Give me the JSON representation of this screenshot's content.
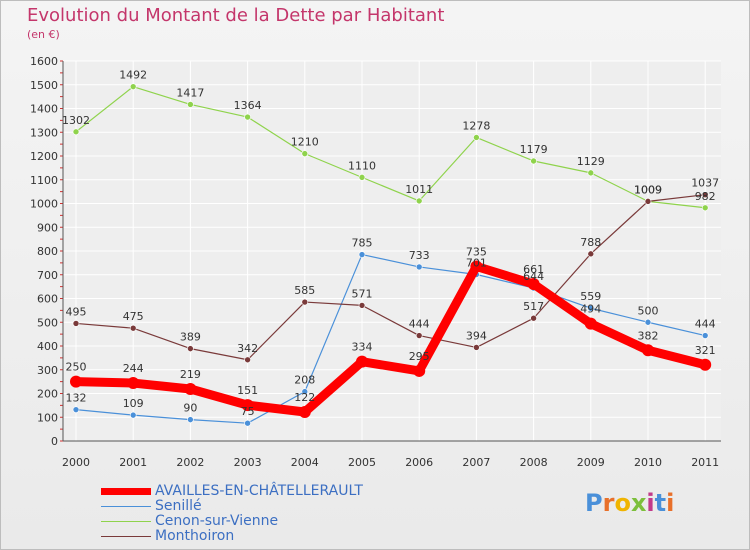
{
  "title": "Evolution du Montant de la Dette par Habitant",
  "unit": "(en €)",
  "logo": "Proxiti",
  "chart_data": {
    "type": "line",
    "categories": [
      "2000",
      "2001",
      "2002",
      "2003",
      "2004",
      "2005",
      "2006",
      "2007",
      "2008",
      "2009",
      "2010",
      "2011"
    ],
    "ylim": [
      0,
      1600
    ],
    "yticks": [
      0,
      100,
      200,
      300,
      400,
      500,
      600,
      700,
      800,
      900,
      1000,
      1100,
      1200,
      1300,
      1400,
      1500,
      1600
    ],
    "grid": true,
    "legend_position": "bottom-left",
    "series": [
      {
        "name": "AVAILLES-EN-CHÂTELLERAULT",
        "color": "#ff0000",
        "highlight": true,
        "values": [
          250,
          244,
          219,
          151,
          122,
          334,
          295,
          735,
          661,
          494,
          382,
          321
        ],
        "labels": [
          "250",
          "244",
          "219",
          "151",
          "122",
          "334",
          "295",
          "735",
          "661",
          "494",
          "382",
          "321"
        ]
      },
      {
        "name": "Senillé",
        "color": "#4a90d9",
        "values": [
          132,
          109,
          90,
          75,
          208,
          785,
          733,
          701,
          644,
          559,
          500,
          444
        ],
        "labels": [
          "132",
          "109",
          "90",
          "75",
          "208",
          "785",
          "733",
          "701",
          "644",
          "559",
          "500",
          "444"
        ]
      },
      {
        "name": "Cenon-sur-Vienne",
        "color": "#8fd34c",
        "values": [
          1302,
          1492,
          1417,
          1364,
          1210,
          1110,
          1011,
          1278,
          1179,
          1129,
          1009,
          982
        ],
        "labels": [
          "1302",
          "1492",
          "1417",
          "1364",
          "1210",
          "1110",
          "1011",
          "1278",
          "1179",
          "1129",
          "1009",
          "982"
        ]
      },
      {
        "name": "Monthoiron",
        "color": "#7a3a3a",
        "values": [
          495,
          475,
          389,
          342,
          585,
          571,
          444,
          394,
          517,
          788,
          1009,
          1037
        ],
        "labels": [
          "495",
          "475",
          "389",
          "342",
          "585",
          "571",
          "444",
          "394",
          "517",
          "788",
          "1009",
          "1037"
        ]
      }
    ]
  }
}
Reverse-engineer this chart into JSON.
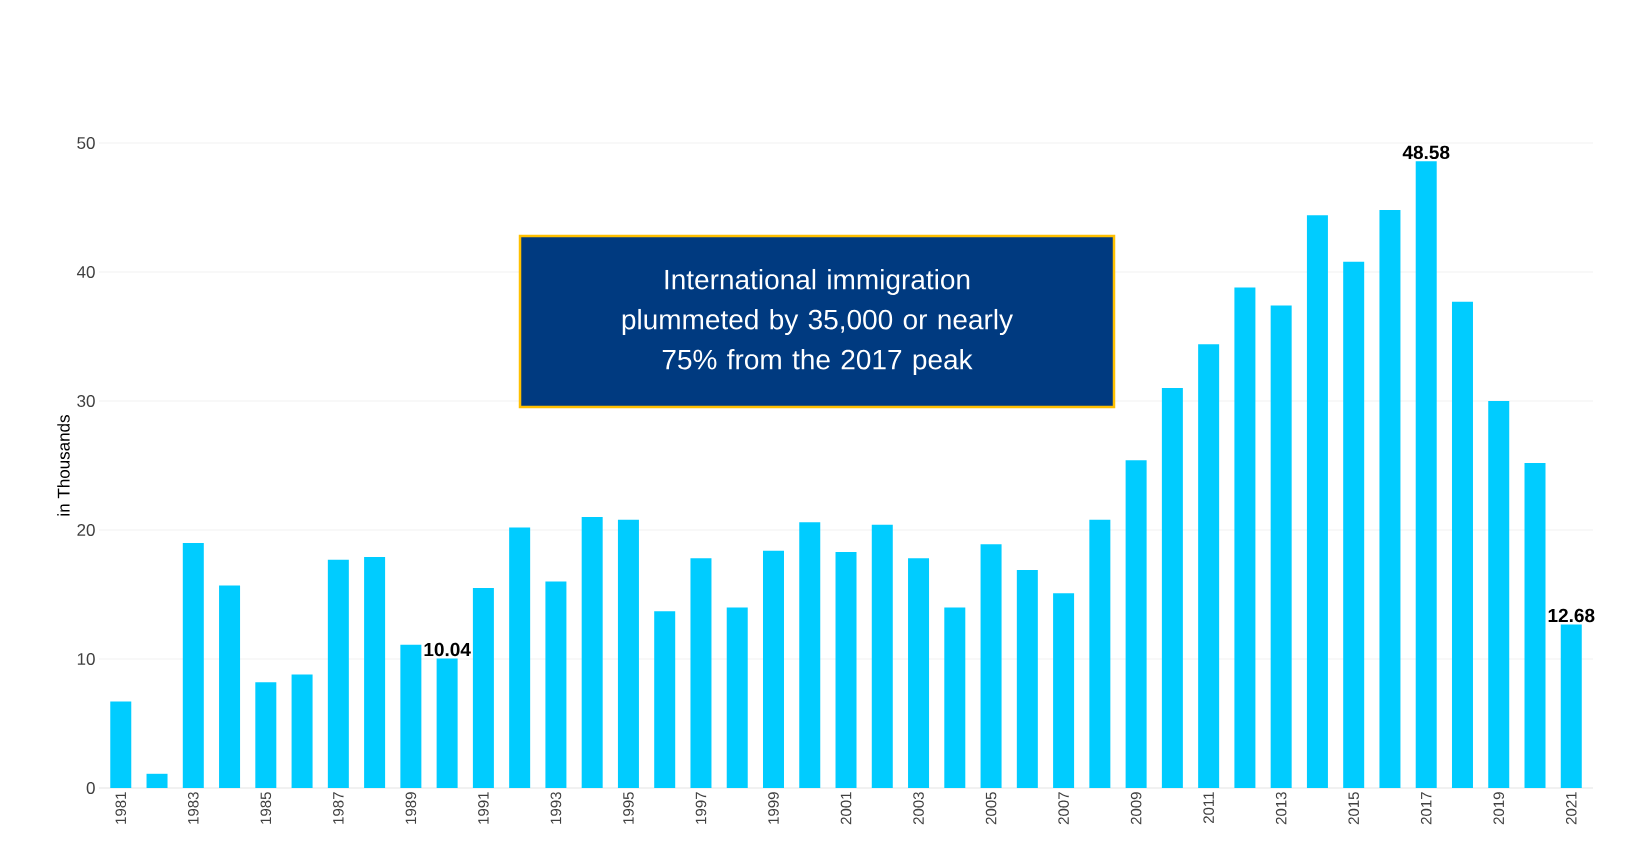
{
  "chart_data": {
    "type": "bar",
    "ylabel": "in Thousands",
    "categories": [
      "1981",
      null,
      "1983",
      null,
      "1985",
      null,
      "1987",
      null,
      "1989",
      null,
      "1991",
      null,
      "1993",
      null,
      "1995",
      null,
      "1997",
      null,
      "1999",
      null,
      "2001",
      null,
      "2003",
      null,
      "2005",
      null,
      "2007",
      null,
      "2009",
      null,
      "2011",
      null,
      "2013",
      null,
      "2015",
      null,
      "2017",
      null,
      "2019",
      null,
      "2021"
    ],
    "values": [
      6.7,
      1.1,
      19.0,
      15.7,
      8.2,
      8.8,
      17.7,
      17.9,
      11.1,
      10.04,
      15.5,
      20.2,
      16.0,
      21.0,
      20.8,
      13.7,
      17.8,
      14.0,
      18.4,
      20.6,
      18.3,
      20.4,
      17.8,
      14.0,
      18.9,
      16.9,
      15.1,
      20.8,
      25.4,
      31.0,
      34.4,
      38.8,
      37.4,
      44.4,
      40.8,
      44.8,
      48.58,
      37.7,
      30.0,
      25.2,
      12.68
    ],
    "value_labels": [
      null,
      null,
      null,
      null,
      null,
      null,
      null,
      null,
      null,
      "10.04",
      null,
      null,
      null,
      null,
      null,
      null,
      null,
      null,
      null,
      null,
      null,
      null,
      null,
      null,
      null,
      null,
      null,
      null,
      null,
      null,
      null,
      null,
      null,
      null,
      null,
      null,
      "48.58",
      null,
      null,
      null,
      "12.68"
    ],
    "color": "#00ccff",
    "ylim": [
      0,
      50
    ],
    "yticks": [
      0,
      10,
      20,
      30,
      40,
      50
    ],
    "grid": "y",
    "annotations": [
      "International immigration plummeted by 35,000 or nearly 75% from the 2017 peak"
    ]
  }
}
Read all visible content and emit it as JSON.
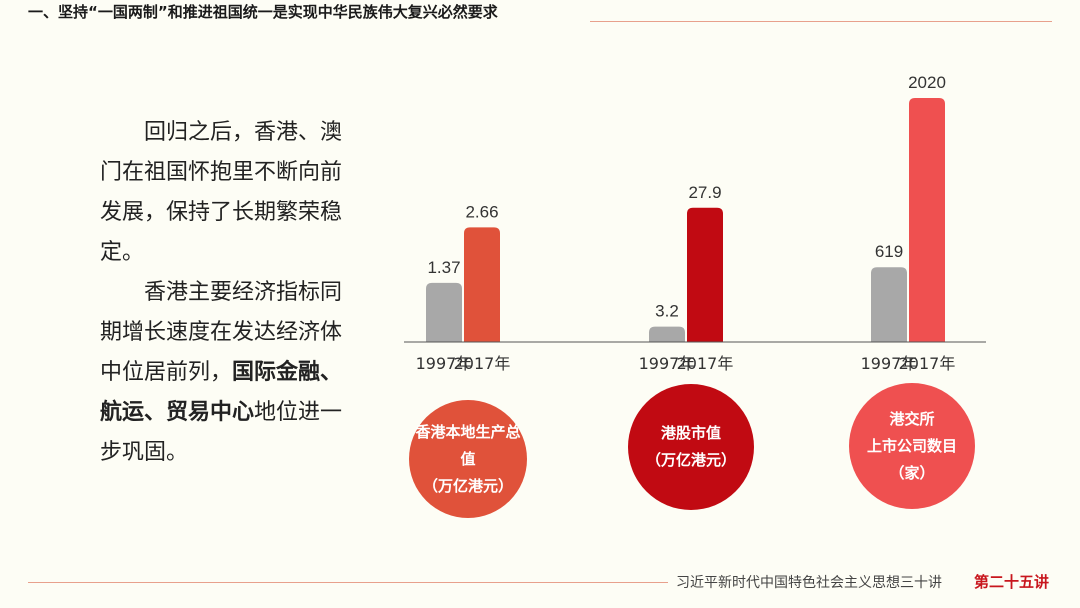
{
  "header": {
    "title": "一、坚持“一国两制”和推进祖国统一是实现中华民族伟大复兴必然要求"
  },
  "text": {
    "p1": "回归之后，香港、澳门在祖国怀抱里不断向前发展，保持了长期繁荣稳定。",
    "p2_plain": "香港主要经济指标同期增长速度在发达经济体中位居前列，",
    "p2_bold": "国际金融、航运、贸易中心",
    "p2_end": "地位进一步巩固。"
  },
  "colors": {
    "gray_bar": "#a8a8a8",
    "gdp": "#e0523a",
    "market": "#c10a12",
    "listed": "#ef5050",
    "axis": "#555555"
  },
  "chart_data": {
    "type": "bar",
    "categories": [
      "1997年",
      "2017年"
    ],
    "groups": [
      {
        "label_lines": [
          "香港本地生产总值",
          "（万亿港元）"
        ],
        "values": [
          1.37,
          2.66
        ],
        "value_labels": [
          "1.37",
          "2.66"
        ],
        "color": "#e0523a"
      },
      {
        "label_lines": [
          "港股市值",
          "（万亿港元）"
        ],
        "values": [
          3.2,
          27.9
        ],
        "value_labels": [
          "3.2",
          "27.9"
        ],
        "color": "#c10a12"
      },
      {
        "label_lines": [
          "港交所",
          "上市公司数目",
          "（家）"
        ],
        "values": [
          619,
          2020
        ],
        "value_labels": [
          "619",
          "2020"
        ],
        "color": "#ef5050"
      }
    ]
  },
  "footer": {
    "series_title": "习近平新时代中国特色社会主义思想三十讲",
    "lecture": "第二十五讲"
  }
}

□ □ □ □

What to work on:
Produce an exact copy of each line of data, skipping embedded images.

Written answer:
Give me the JSON representation of this screenshot's content.
{
  "title": "Evolution du Montant de la Dette par Habitant",
  "unit": "(en €)",
  "logo": "Proxiti",
  "chart_data": {
    "type": "line",
    "categories": [
      "2000",
      "2001",
      "2002",
      "2003",
      "2004",
      "2005",
      "2006",
      "2007",
      "2008",
      "2009",
      "2010",
      "2011"
    ],
    "ylim": [
      0,
      1600
    ],
    "yticks": [
      0,
      100,
      200,
      300,
      400,
      500,
      600,
      700,
      800,
      900,
      1000,
      1100,
      1200,
      1300,
      1400,
      1500,
      1600
    ],
    "grid": true,
    "legend_position": "bottom-left",
    "series": [
      {
        "name": "AVAILLES-EN-CHÂTELLERAULT",
        "color": "#ff0000",
        "highlight": true,
        "values": [
          250,
          244,
          219,
          151,
          122,
          334,
          295,
          735,
          661,
          494,
          382,
          321
        ],
        "labels": [
          "250",
          "244",
          "219",
          "151",
          "122",
          "334",
          "295",
          "735",
          "661",
          "494",
          "382",
          "321"
        ]
      },
      {
        "name": "Senillé",
        "color": "#4a90d9",
        "values": [
          132,
          109,
          90,
          75,
          208,
          785,
          733,
          701,
          644,
          559,
          500,
          444
        ],
        "labels": [
          "132",
          "109",
          "90",
          "75",
          "208",
          "785",
          "733",
          "701",
          "644",
          "559",
          "500",
          "444"
        ]
      },
      {
        "name": "Cenon-sur-Vienne",
        "color": "#8fd34c",
        "values": [
          1302,
          1492,
          1417,
          1364,
          1210,
          1110,
          1011,
          1278,
          1179,
          1129,
          1009,
          982
        ],
        "labels": [
          "1302",
          "1492",
          "1417",
          "1364",
          "1210",
          "1110",
          "1011",
          "1278",
          "1179",
          "1129",
          "1009",
          "982"
        ]
      },
      {
        "name": "Monthoiron",
        "color": "#7a3a3a",
        "values": [
          495,
          475,
          389,
          342,
          585,
          571,
          444,
          394,
          517,
          788,
          1009,
          1037
        ],
        "labels": [
          "495",
          "475",
          "389",
          "342",
          "585",
          "571",
          "444",
          "394",
          "517",
          "788",
          "1009",
          "1037"
        ]
      }
    ]
  }
}
Reverse-engineer this chart into JSON.
{
  "chart_data": {
    "type": "bar",
    "ylabel": "in Thousands",
    "categories": [
      "1981",
      null,
      "1983",
      null,
      "1985",
      null,
      "1987",
      null,
      "1989",
      null,
      "1991",
      null,
      "1993",
      null,
      "1995",
      null,
      "1997",
      null,
      "1999",
      null,
      "2001",
      null,
      "2003",
      null,
      "2005",
      null,
      "2007",
      null,
      "2009",
      null,
      "2011",
      null,
      "2013",
      null,
      "2015",
      null,
      "2017",
      null,
      "2019",
      null,
      "2021"
    ],
    "values": [
      6.7,
      1.1,
      19.0,
      15.7,
      8.2,
      8.8,
      17.7,
      17.9,
      11.1,
      10.04,
      15.5,
      20.2,
      16.0,
      21.0,
      20.8,
      13.7,
      17.8,
      14.0,
      18.4,
      20.6,
      18.3,
      20.4,
      17.8,
      14.0,
      18.9,
      16.9,
      15.1,
      20.8,
      25.4,
      31.0,
      34.4,
      38.8,
      37.4,
      44.4,
      40.8,
      44.8,
      48.58,
      37.7,
      30.0,
      25.2,
      12.68
    ],
    "value_labels": [
      null,
      null,
      null,
      null,
      null,
      null,
      null,
      null,
      null,
      "10.04",
      null,
      null,
      null,
      null,
      null,
      null,
      null,
      null,
      null,
      null,
      null,
      null,
      null,
      null,
      null,
      null,
      null,
      null,
      null,
      null,
      null,
      null,
      null,
      null,
      null,
      null,
      "48.58",
      null,
      null,
      null,
      "12.68"
    ],
    "color": "#00ccff",
    "ylim": [
      0,
      50
    ],
    "yticks": [
      0,
      10,
      20,
      30,
      40,
      50
    ],
    "grid": "y",
    "annotations": [
      "International immigration plummeted by 35,000 or nearly 75% from the 2017 peak"
    ]
  }
}
Read all visible content and emit it as JSON.
{
  "header": {
    "title": "一、坚持“一国两制”和推进祖国统一是实现中华民族伟大复兴必然要求"
  },
  "text": {
    "p1": "回归之后，香港、澳门在祖国怀抱里不断向前发展，保持了长期繁荣稳定。",
    "p2_plain": "香港主要经济指标同期增长速度在发达经济体中位居前列，",
    "p2_bold": "国际金融、航运、贸易中心",
    "p2_end": "地位进一步巩固。"
  },
  "colors": {
    "gray_bar": "#a8a8a8",
    "gdp": "#e0523a",
    "market": "#c10a12",
    "listed": "#ef5050",
    "axis": "#555555"
  },
  "chart_data": {
    "type": "bar",
    "categories": [
      "1997年",
      "2017年"
    ],
    "groups": [
      {
        "label_lines": [
          "香港本地生产总值",
          "（万亿港元）"
        ],
        "values": [
          1.37,
          2.66
        ],
        "value_labels": [
          "1.37",
          "2.66"
        ],
        "color": "#e0523a"
      },
      {
        "label_lines": [
          "港股市值",
          "（万亿港元）"
        ],
        "values": [
          3.2,
          27.9
        ],
        "value_labels": [
          "3.2",
          "27.9"
        ],
        "color": "#c10a12"
      },
      {
        "label_lines": [
          "港交所",
          "上市公司数目",
          "（家）"
        ],
        "values": [
          619,
          2020
        ],
        "value_labels": [
          "619",
          "2020"
        ],
        "color": "#ef5050"
      }
    ]
  },
  "footer": {
    "series_title": "习近平新时代中国特色社会主义思想三十讲",
    "lecture": "第二十五讲"
  }
}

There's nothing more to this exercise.